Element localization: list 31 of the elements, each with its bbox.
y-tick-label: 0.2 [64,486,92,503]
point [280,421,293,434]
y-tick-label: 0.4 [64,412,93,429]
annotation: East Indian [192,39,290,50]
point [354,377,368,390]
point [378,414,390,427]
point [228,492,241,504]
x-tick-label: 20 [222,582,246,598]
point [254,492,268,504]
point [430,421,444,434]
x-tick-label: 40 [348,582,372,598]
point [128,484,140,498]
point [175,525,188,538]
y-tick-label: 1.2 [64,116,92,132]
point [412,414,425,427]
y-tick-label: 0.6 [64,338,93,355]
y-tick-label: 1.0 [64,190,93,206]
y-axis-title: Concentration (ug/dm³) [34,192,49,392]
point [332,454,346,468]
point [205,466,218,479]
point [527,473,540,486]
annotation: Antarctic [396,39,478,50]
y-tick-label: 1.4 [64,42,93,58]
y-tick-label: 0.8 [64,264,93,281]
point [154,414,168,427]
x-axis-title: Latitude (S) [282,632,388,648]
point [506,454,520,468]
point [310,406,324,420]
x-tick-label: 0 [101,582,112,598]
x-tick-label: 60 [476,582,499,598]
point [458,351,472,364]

■ ■ ■ ■ ■

- Request -
Reproduce the item above word for word, keeping every line in its original order.

- Output for this task -
Element localization: list 31 of the elements, each with its bbox.
y-tick-label: 0.2 [64,486,92,503]
point [280,421,293,434]
y-tick-label: 0.4 [64,412,93,429]
annotation: East Indian [192,39,290,50]
point [354,377,368,390]
point [378,414,390,427]
point [228,492,241,504]
x-tick-label: 20 [222,582,246,598]
point [254,492,268,504]
point [430,421,444,434]
x-tick-label: 40 [348,582,372,598]
point [128,484,140,498]
point [175,525,188,538]
y-tick-label: 1.2 [64,116,92,132]
point [412,414,425,427]
y-tick-label: 0.6 [64,338,93,355]
y-tick-label: 1.0 [64,190,93,206]
y-axis-title: Concentration (ug/dm³) [34,192,49,392]
point [332,454,346,468]
point [205,466,218,479]
point [527,473,540,486]
annotation: Antarctic [396,39,478,50]
y-tick-label: 1.4 [64,42,93,58]
y-tick-label: 0.8 [64,264,93,281]
point [154,414,168,427]
x-axis-title: Latitude (S) [282,632,388,648]
point [506,454,520,468]
point [310,406,324,420]
x-tick-label: 0 [101,582,112,598]
x-tick-label: 60 [476,582,499,598]
point [458,351,472,364]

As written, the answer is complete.